(Data entries)
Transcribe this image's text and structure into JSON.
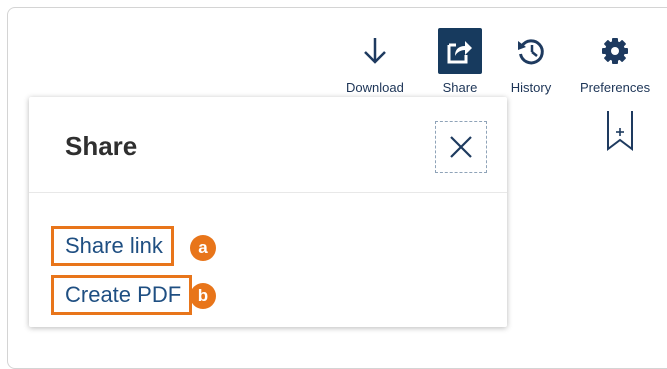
{
  "toolbar": {
    "download_label": "Download",
    "share_label": "Share",
    "history_label": "History",
    "preferences_label": "Preferences"
  },
  "share_panel": {
    "title": "Share",
    "options": [
      {
        "label": "Share link",
        "badge": "a"
      },
      {
        "label": "Create PDF",
        "badge": "b"
      }
    ]
  },
  "colors": {
    "accent_orange": "#e8751a",
    "navy": "#173a5e",
    "link_blue": "#1f4f82"
  },
  "icons": [
    "download-icon",
    "share-icon",
    "history-icon",
    "gear-icon",
    "bookmark-add-icon",
    "close-icon"
  ]
}
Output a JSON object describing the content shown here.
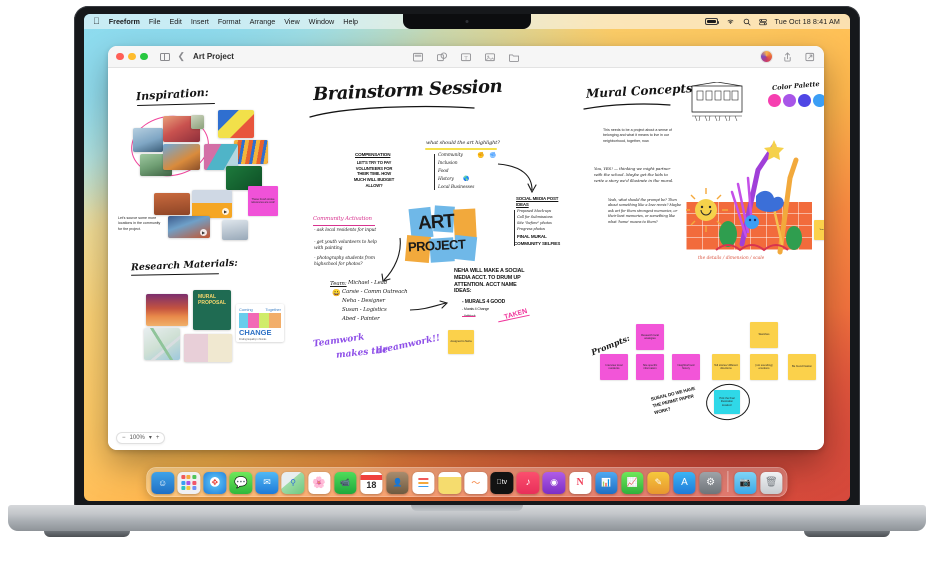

◆ Problem statement ◆
Write out the entries above word for word. Do not include the pictures.

◆ Task solution ◆
Transcribe this image's text and structure into JSON.
{
  "toolbar": {
    "download_label": "Download",
    "share_label": "Share",
    "history_label": "History",
    "preferences_label": "Preferences"
  },
  "share_panel": {
    "title": "Share",
    "options": [
      {
        "label": "Share link",
        "badge": "a"
      },
      {
        "label": "Create PDF",
        "badge": "b"
      }
    ]
  },
  "colors": {
    "accent_orange": "#e8751a",
    "navy": "#173a5e",
    "link_blue": "#1f4f82"
  },
  "icons": [
    "download-icon",
    "share-icon",
    "history-icon",
    "gear-icon",
    "bookmark-add-icon",
    "close-icon"
  ]
}
Output a JSON object describing the content shown here.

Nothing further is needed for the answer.